start Rows
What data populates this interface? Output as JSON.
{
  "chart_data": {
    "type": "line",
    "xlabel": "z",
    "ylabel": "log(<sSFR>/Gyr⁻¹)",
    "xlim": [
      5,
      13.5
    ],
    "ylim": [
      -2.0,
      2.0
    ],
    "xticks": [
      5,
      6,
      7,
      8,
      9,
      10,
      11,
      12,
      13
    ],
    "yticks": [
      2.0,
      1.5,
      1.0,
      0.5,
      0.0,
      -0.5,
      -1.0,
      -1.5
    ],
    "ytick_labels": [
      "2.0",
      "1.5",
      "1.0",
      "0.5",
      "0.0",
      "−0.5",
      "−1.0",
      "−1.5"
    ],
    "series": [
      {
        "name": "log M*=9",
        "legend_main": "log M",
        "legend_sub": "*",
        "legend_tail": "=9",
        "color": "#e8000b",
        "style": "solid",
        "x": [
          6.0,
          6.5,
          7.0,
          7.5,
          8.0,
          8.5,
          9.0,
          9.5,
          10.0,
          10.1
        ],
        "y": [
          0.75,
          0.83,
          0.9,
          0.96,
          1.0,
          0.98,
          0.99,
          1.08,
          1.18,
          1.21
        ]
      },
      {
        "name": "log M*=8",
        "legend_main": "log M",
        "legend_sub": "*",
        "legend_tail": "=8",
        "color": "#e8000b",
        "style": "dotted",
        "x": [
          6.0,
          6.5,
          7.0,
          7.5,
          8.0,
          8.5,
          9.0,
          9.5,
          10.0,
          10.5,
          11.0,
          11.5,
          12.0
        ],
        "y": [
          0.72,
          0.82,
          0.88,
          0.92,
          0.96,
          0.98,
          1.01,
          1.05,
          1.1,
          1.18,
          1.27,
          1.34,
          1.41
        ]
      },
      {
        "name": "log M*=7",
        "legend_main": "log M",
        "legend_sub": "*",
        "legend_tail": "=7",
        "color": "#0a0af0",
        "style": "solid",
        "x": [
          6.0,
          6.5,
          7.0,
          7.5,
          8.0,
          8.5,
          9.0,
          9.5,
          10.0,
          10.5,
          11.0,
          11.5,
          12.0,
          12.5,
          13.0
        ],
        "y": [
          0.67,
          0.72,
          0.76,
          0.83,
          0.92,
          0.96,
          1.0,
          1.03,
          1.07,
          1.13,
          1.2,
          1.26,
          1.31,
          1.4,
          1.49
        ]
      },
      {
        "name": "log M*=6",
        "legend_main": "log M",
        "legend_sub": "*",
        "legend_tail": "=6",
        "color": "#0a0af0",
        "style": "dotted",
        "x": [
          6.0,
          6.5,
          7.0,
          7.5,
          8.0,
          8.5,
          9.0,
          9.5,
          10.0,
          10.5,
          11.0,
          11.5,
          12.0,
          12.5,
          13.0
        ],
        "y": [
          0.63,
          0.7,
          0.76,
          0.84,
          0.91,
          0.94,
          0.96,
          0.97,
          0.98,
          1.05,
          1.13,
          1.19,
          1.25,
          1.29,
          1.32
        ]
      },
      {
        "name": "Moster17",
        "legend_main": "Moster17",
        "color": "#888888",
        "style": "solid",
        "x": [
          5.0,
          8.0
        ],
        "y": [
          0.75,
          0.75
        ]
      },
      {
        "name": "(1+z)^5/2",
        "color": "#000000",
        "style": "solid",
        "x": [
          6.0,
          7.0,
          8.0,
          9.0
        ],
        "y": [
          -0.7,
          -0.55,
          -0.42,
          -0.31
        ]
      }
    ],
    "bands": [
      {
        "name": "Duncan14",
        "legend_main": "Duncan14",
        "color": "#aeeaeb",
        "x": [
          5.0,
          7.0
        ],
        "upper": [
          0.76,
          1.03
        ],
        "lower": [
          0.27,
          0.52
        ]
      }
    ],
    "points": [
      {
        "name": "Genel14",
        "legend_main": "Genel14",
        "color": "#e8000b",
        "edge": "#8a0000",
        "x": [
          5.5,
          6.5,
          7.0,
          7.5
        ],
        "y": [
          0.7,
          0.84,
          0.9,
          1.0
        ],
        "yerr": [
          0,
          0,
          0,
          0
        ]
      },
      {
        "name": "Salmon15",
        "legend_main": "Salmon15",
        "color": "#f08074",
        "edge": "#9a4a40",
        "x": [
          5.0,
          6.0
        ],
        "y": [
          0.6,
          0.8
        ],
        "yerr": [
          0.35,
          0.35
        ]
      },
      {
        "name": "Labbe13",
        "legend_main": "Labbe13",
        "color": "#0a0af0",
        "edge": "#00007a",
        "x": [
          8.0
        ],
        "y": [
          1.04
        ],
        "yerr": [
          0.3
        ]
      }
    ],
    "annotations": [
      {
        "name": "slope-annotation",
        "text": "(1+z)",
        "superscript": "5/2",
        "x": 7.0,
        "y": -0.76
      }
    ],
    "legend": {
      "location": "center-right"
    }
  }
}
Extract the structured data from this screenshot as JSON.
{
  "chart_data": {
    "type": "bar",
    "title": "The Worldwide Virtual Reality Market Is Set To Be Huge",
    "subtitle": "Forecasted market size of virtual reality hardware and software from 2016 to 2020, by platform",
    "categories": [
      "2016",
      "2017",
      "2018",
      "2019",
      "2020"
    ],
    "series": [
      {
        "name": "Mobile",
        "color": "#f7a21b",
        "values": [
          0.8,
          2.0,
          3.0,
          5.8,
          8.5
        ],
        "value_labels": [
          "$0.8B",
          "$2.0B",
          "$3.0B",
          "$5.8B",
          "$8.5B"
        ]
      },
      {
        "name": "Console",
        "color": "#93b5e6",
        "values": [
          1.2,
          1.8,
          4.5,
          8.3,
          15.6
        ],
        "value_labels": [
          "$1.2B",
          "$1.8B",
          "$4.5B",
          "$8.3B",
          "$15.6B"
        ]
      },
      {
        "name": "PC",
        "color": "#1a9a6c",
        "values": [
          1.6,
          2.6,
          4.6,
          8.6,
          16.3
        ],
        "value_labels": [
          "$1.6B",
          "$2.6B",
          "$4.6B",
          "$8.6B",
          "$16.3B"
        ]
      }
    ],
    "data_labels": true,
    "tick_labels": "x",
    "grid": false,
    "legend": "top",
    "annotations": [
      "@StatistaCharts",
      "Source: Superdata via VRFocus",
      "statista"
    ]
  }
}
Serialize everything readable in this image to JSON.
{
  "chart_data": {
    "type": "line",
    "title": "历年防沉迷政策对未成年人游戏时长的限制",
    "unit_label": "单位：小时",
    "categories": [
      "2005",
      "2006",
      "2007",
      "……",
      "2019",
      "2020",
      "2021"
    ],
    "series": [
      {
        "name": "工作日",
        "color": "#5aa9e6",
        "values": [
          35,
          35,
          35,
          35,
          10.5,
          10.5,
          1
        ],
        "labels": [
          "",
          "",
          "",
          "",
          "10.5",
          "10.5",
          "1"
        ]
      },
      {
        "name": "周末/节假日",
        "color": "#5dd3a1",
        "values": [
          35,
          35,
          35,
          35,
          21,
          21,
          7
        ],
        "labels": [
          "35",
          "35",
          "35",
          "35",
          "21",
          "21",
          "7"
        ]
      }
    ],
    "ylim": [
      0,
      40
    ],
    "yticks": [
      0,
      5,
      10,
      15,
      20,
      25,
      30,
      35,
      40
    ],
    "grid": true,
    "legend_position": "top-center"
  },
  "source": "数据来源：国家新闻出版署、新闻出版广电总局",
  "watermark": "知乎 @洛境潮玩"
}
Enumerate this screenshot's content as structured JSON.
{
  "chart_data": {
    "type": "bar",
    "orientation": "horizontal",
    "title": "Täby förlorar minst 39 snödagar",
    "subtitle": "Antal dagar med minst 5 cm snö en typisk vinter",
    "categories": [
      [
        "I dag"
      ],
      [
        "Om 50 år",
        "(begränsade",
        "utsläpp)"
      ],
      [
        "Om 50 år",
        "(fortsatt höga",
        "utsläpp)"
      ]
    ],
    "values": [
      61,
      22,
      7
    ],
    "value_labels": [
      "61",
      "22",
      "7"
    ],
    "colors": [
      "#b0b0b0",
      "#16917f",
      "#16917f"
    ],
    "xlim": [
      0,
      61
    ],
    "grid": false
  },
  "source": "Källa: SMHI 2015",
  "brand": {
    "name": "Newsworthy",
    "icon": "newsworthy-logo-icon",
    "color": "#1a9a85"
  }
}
end Rows
* _Task details_: Write out every line of the data that holds the word "subtitle".

* _Exercise output_:
    "subtitle": "Forecasted market size of virtual reality hardware and software from 2016 to 2020, by platform",
    "subtitle": "Antal dagar med minst 5 cm snö en typisk vinter",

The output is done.